#### Aim:
Only a number is wanted here: the number of lines of the data that include "antibiotics".

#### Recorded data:
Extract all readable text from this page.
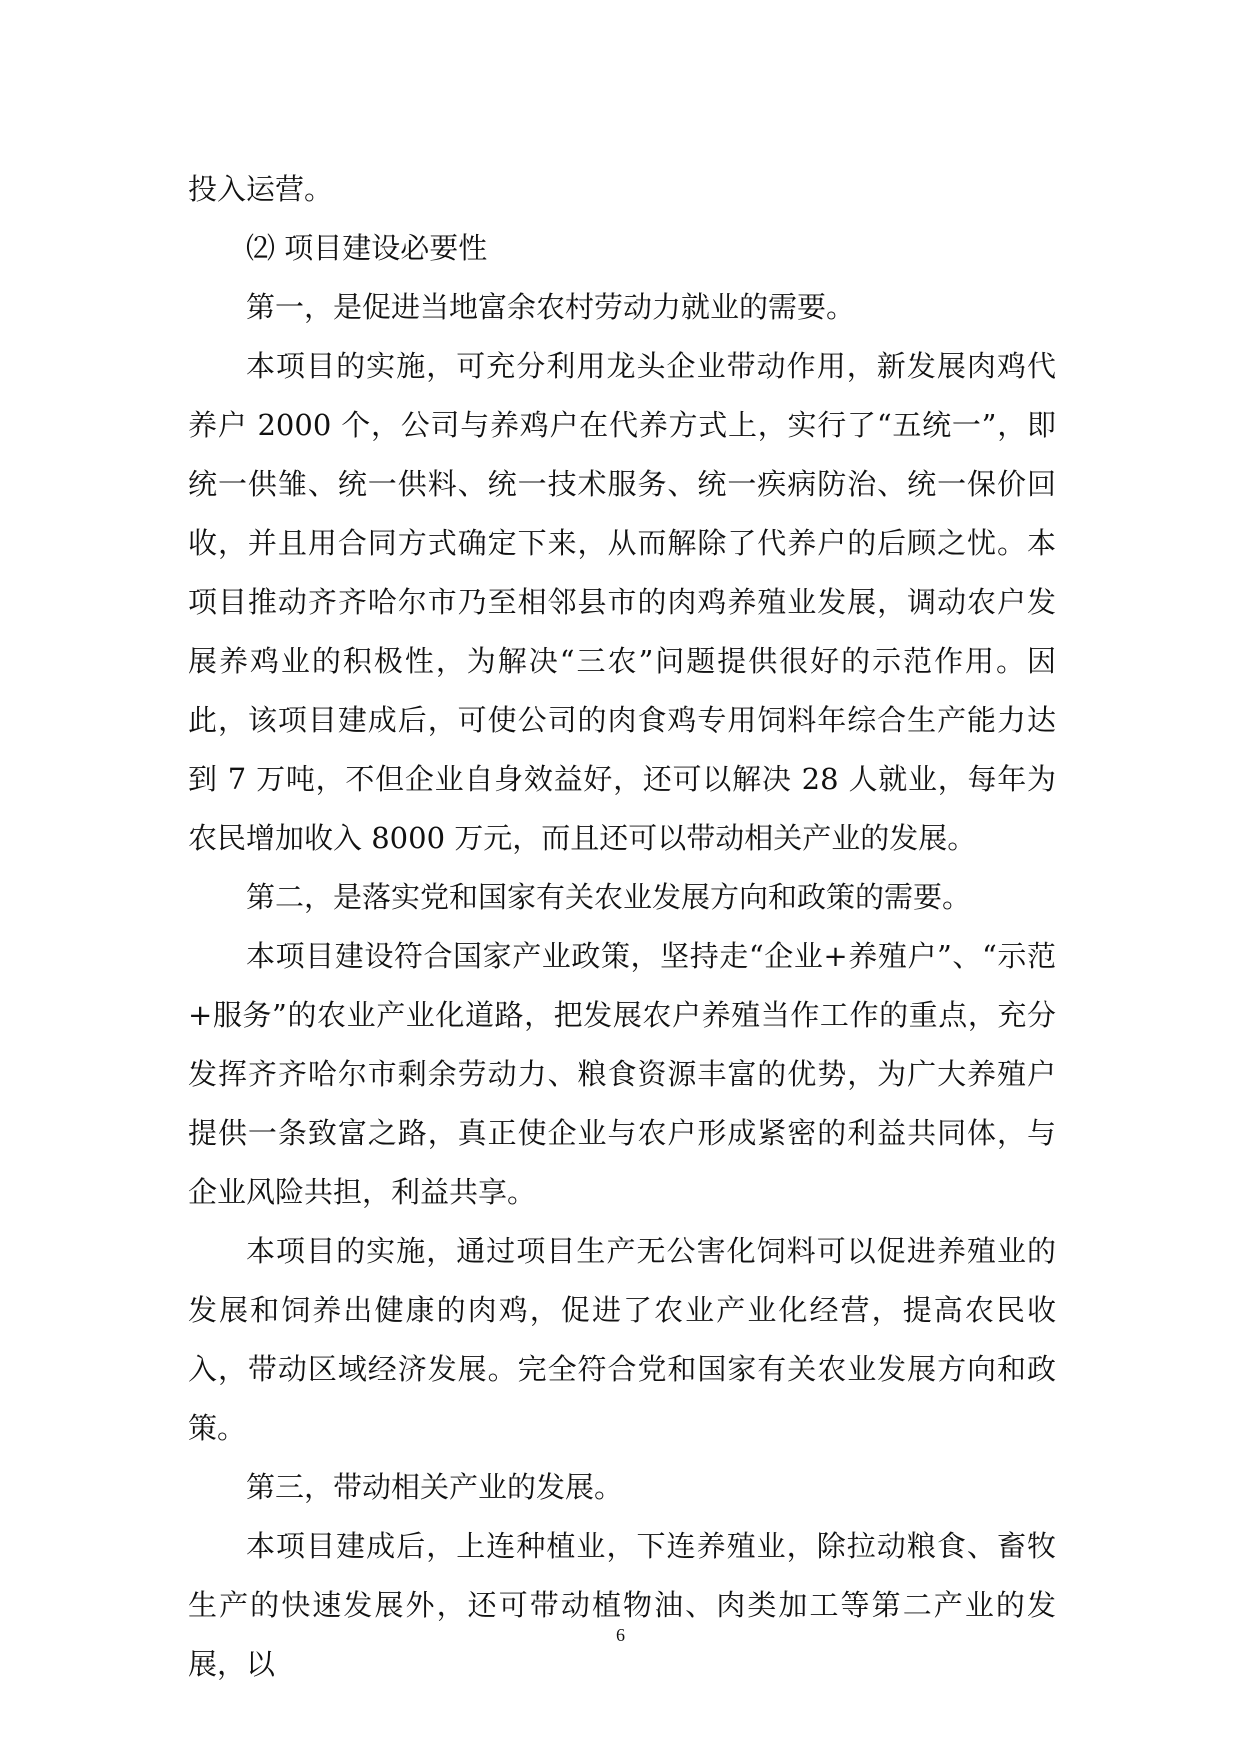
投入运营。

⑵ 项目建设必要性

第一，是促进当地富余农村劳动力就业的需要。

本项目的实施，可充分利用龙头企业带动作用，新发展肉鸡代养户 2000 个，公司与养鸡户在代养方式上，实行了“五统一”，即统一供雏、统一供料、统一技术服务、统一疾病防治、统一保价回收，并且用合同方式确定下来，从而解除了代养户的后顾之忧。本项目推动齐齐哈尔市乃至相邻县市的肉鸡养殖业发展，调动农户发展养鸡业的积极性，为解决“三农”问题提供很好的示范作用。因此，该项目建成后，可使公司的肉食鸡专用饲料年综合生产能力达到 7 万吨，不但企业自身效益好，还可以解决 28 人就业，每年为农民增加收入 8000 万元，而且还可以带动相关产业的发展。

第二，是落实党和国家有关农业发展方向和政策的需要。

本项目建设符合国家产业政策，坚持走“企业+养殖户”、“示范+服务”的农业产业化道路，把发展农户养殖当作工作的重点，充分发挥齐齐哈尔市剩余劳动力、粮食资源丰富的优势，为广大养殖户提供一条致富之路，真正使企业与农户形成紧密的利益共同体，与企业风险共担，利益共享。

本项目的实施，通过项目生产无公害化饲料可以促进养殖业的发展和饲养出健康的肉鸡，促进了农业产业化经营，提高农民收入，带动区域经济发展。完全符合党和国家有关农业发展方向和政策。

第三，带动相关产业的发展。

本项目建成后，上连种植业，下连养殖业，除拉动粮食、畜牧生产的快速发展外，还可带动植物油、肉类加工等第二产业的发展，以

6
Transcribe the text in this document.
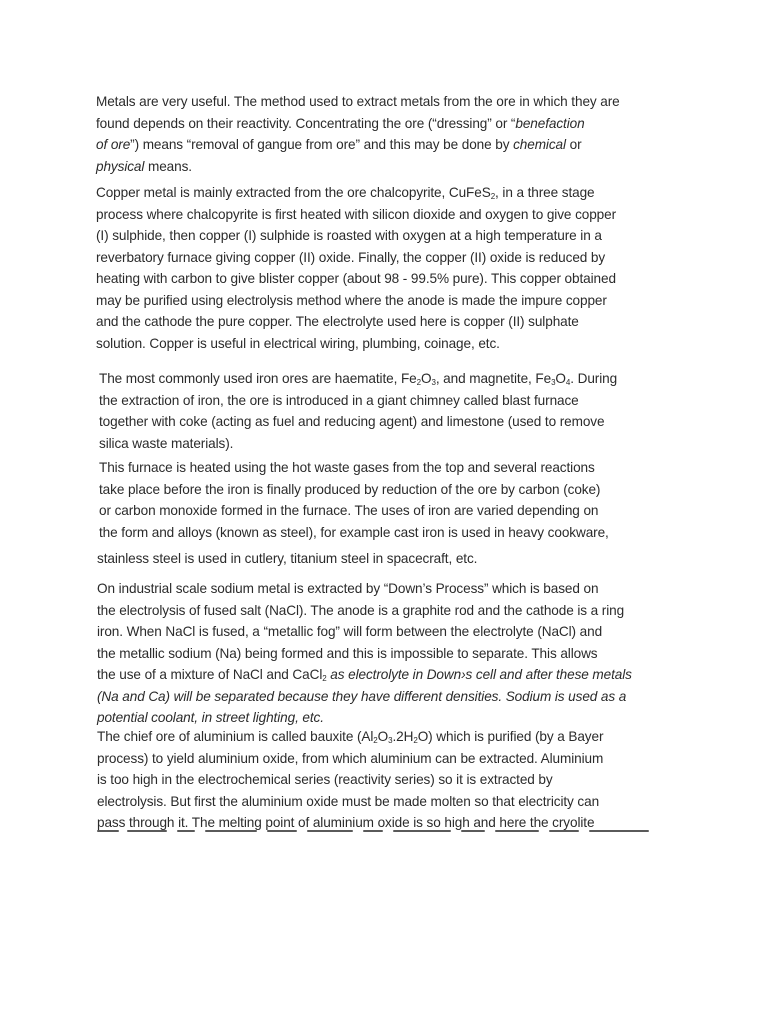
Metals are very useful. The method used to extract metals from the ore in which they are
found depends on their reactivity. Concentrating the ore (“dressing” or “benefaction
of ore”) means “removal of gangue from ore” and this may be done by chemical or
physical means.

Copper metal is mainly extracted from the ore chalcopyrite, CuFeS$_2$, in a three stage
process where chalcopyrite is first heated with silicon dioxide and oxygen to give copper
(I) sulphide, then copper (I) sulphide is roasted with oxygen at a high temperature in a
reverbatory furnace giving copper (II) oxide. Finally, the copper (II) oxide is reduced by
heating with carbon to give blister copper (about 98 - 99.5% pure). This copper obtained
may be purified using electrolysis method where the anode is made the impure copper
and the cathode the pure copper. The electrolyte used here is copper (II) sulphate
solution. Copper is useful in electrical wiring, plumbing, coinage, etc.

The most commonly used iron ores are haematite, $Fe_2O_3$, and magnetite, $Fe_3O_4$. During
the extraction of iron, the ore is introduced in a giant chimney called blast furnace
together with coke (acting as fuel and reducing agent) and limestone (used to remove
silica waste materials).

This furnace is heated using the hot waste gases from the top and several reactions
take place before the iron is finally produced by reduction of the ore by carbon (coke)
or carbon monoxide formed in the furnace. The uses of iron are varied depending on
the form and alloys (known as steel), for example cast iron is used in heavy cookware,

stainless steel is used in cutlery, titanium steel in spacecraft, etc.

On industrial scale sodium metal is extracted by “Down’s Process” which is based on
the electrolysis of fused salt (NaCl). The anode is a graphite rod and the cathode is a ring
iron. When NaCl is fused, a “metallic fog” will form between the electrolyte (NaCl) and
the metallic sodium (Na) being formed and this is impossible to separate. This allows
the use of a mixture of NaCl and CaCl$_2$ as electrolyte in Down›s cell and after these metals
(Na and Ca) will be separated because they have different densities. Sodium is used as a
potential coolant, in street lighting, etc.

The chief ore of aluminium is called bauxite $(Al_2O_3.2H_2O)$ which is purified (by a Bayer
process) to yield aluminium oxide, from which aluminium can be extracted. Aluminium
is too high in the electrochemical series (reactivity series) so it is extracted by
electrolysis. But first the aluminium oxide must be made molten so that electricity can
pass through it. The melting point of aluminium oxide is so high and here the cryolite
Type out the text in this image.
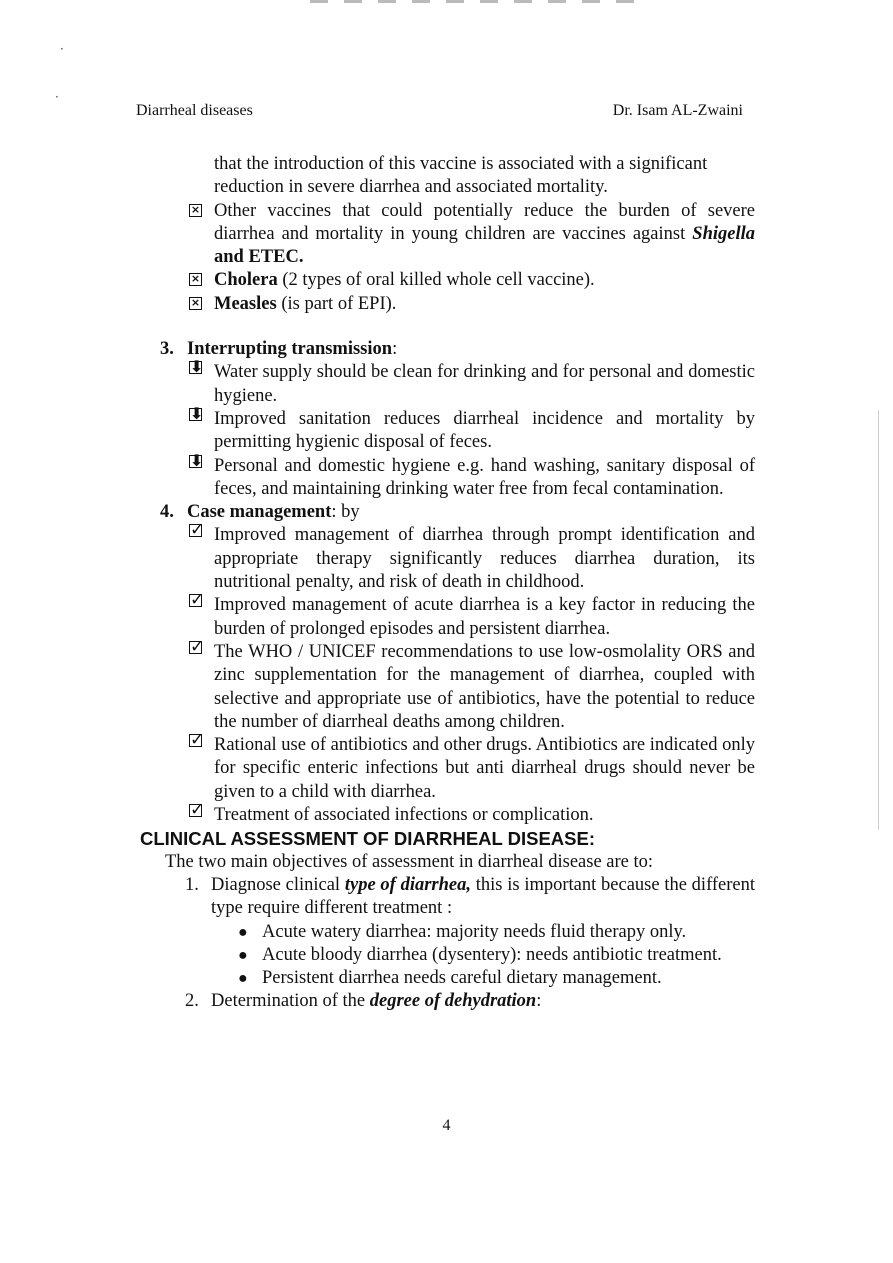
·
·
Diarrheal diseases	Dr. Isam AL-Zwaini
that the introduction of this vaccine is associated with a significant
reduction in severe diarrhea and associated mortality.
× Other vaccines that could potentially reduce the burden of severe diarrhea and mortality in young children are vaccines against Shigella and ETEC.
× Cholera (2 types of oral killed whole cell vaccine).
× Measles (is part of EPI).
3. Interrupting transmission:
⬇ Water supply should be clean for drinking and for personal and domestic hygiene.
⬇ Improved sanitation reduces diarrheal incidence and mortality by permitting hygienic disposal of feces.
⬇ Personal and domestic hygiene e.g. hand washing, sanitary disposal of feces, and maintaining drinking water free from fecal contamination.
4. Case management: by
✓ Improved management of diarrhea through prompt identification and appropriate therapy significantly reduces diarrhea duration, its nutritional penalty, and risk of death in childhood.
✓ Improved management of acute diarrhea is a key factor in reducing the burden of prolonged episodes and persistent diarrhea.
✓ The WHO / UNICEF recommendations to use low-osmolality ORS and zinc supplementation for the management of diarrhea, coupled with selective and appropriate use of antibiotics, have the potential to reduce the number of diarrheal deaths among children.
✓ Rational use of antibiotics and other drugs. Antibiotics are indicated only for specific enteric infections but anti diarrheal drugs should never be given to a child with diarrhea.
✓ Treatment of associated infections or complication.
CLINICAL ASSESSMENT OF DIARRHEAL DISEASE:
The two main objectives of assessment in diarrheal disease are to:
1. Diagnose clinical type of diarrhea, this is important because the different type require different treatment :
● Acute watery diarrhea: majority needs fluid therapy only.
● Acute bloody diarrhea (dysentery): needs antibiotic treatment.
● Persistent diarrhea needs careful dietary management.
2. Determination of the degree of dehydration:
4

#### Response to the exercise:
2